● **What is needed**
Retype the whole listing below, character for character.

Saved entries
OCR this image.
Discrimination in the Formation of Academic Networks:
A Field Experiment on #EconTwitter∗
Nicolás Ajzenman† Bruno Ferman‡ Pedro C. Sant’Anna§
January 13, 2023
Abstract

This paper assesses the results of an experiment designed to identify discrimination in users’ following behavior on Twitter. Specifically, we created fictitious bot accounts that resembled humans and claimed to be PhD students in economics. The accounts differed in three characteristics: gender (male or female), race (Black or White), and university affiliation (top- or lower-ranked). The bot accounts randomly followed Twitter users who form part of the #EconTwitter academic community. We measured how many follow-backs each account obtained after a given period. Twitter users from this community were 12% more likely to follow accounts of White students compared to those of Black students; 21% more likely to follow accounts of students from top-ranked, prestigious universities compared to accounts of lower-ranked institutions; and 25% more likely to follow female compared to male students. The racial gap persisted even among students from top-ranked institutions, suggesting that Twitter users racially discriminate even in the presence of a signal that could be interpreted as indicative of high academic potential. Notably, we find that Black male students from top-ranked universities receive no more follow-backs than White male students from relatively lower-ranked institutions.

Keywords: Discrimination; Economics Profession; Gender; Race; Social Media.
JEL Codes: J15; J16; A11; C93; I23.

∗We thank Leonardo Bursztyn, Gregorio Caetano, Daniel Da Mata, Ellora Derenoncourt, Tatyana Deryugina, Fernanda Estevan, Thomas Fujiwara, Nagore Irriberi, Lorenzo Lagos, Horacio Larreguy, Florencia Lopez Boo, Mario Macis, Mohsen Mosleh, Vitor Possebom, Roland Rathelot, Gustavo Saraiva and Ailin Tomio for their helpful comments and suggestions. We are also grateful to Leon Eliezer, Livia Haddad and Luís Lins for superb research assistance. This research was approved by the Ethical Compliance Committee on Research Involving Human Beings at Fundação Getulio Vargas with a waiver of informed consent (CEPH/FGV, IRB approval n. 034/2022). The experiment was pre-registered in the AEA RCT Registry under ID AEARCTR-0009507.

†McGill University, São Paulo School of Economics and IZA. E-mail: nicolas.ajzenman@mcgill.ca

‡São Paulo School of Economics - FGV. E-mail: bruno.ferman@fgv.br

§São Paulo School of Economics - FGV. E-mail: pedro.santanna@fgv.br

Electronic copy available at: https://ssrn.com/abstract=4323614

● **Solution to this problem**
OCR this image.
Discrimination in the Formation of Academic Networks:
A Field Experiment on #EconTwitter∗
Nicolás Ajzenman† Bruno Ferman‡ Pedro C. Sant’Anna§
January 13, 2023
Abstract

This paper assesses the results of an experiment designed to identify discrimination in users’ following behavior on Twitter. Specifically, we created fictitious bot accounts that resembled humans and claimed to be PhD students in economics. The accounts differed in three characteristics: gender (male or female), race (Black or White), and university affiliation (top- or lower-ranked). The bot accounts randomly followed Twitter users who form part of the #EconTwitter academic community. We measured how many follow-backs each account obtained after a given period. Twitter users from this community were 12% more likely to follow accounts of White students compared to those of Black students; 21% more likely to follow accounts of students from top-ranked, prestigious universities compared to accounts of lower-ranked institutions; and 25% more likely to follow female compared to male students. The racial gap persisted even among students from top-ranked institutions, suggesting that Twitter users racially discriminate even in the presence of a signal that could be interpreted as indicative of high academic potential. Notably, we find that Black male students from top-ranked universities receive no more follow-backs than White male students from relatively lower-ranked institutions.

Keywords: Discrimination; Economics Profession; Gender; Race; Social Media.
JEL Codes: J15; J16; A11; C93; I23.

∗We thank Leonardo Bursztyn, Gregorio Caetano, Daniel Da Mata, Ellora Derenoncourt, Tatyana Deryugina, Fernanda Estevan, Thomas Fujiwara, Nagore Irriberi, Lorenzo Lagos, Horacio Larreguy, Florencia Lopez Boo, Mario Macis, Mohsen Mosleh, Vitor Possebom, Roland Rathelot, Gustavo Saraiva and Ailin Tomio for their helpful comments and suggestions. We are also grateful to Leon Eliezer, Livia Haddad and Luís Lins for superb research assistance. This research was approved by the Ethical Compliance Committee on Research Involving Human Beings at Fundação Getulio Vargas with a waiver of informed consent (CEPH/FGV, IRB approval n. 034/2022). The experiment was pre-registered in the AEA RCT Registry under ID AEARCTR-0009507.

†McGill University, São Paulo School of Economics and IZA. E-mail: nicolas.ajzenman@mcgill.ca

‡São Paulo School of Economics - FGV. E-mail: bruno.ferman@fgv.br

§São Paulo School of Economics - FGV. E-mail: pedro.santanna@fgv.br

Electronic copy available at: https://ssrn.com/abstract=4323614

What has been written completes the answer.